-- BEGIN STORED RECORDS --

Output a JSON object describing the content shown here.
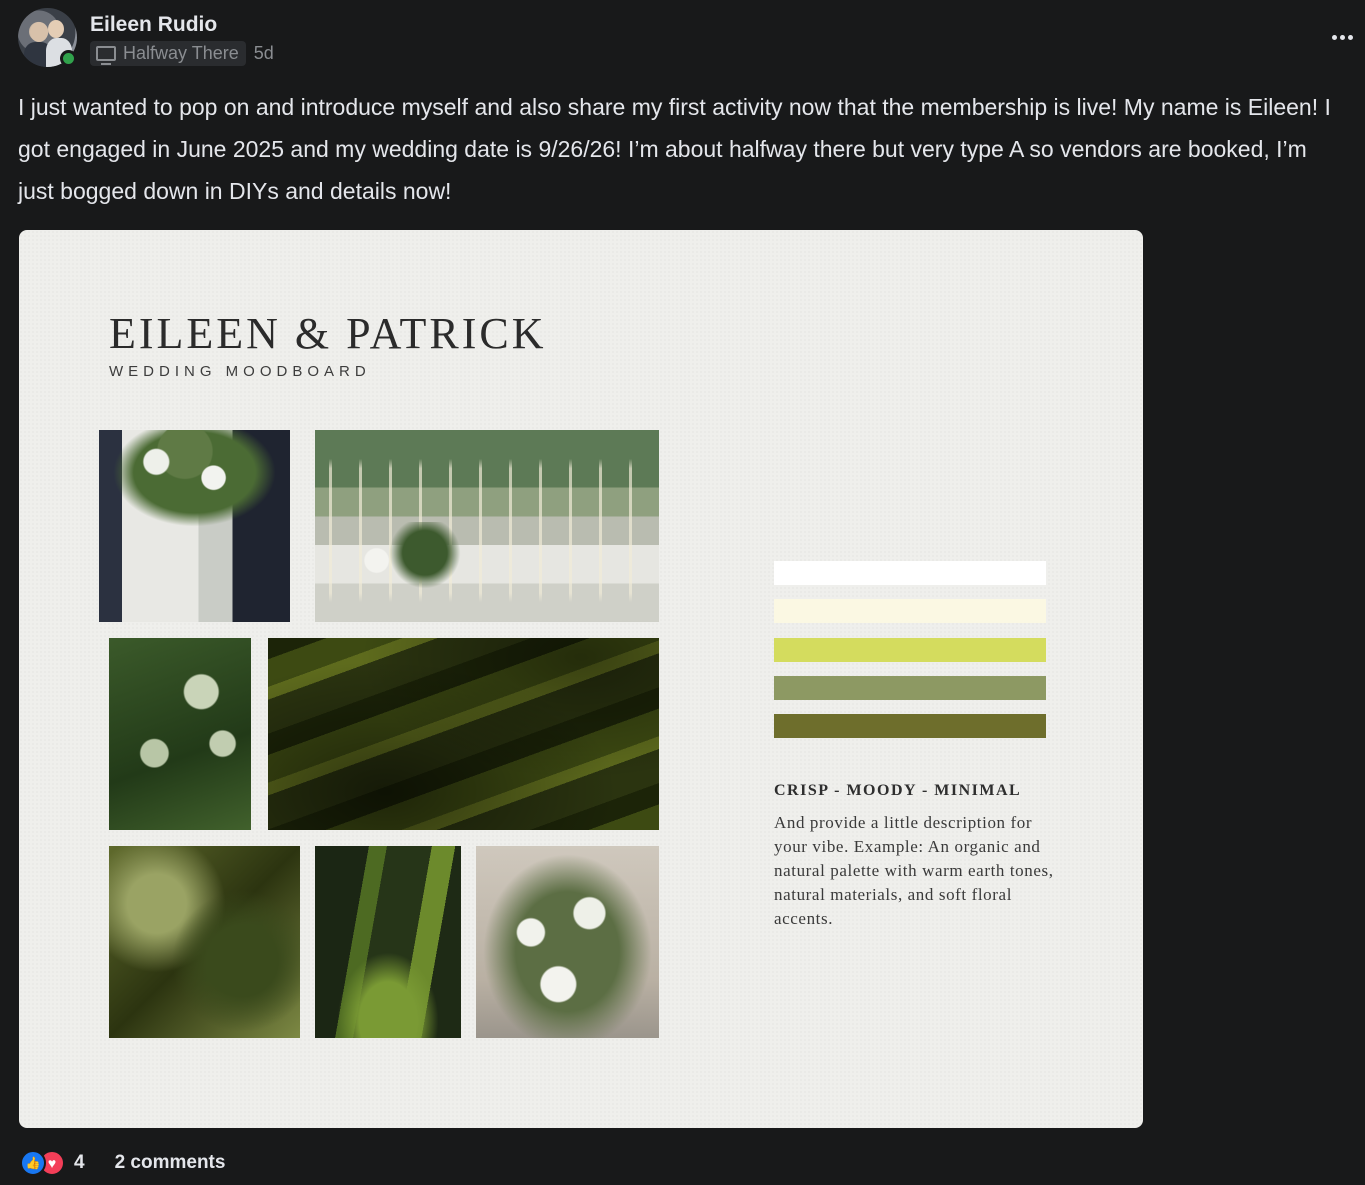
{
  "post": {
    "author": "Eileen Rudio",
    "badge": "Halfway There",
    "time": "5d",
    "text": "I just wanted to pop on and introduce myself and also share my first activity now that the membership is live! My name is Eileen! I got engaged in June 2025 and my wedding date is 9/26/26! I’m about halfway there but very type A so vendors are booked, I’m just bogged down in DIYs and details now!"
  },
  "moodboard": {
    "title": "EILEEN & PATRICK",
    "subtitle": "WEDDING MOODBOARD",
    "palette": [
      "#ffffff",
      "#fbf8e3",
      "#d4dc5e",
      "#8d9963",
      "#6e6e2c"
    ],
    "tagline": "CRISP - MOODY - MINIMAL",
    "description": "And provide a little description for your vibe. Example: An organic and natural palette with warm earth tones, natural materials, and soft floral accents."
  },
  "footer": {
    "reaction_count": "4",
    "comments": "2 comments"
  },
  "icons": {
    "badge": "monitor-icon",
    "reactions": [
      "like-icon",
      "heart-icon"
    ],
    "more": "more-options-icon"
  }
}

-- END STORED RECORDS --

Reply with the number of lines in the material above that contain "badge", and nothing more.

## FINISHED TASK
2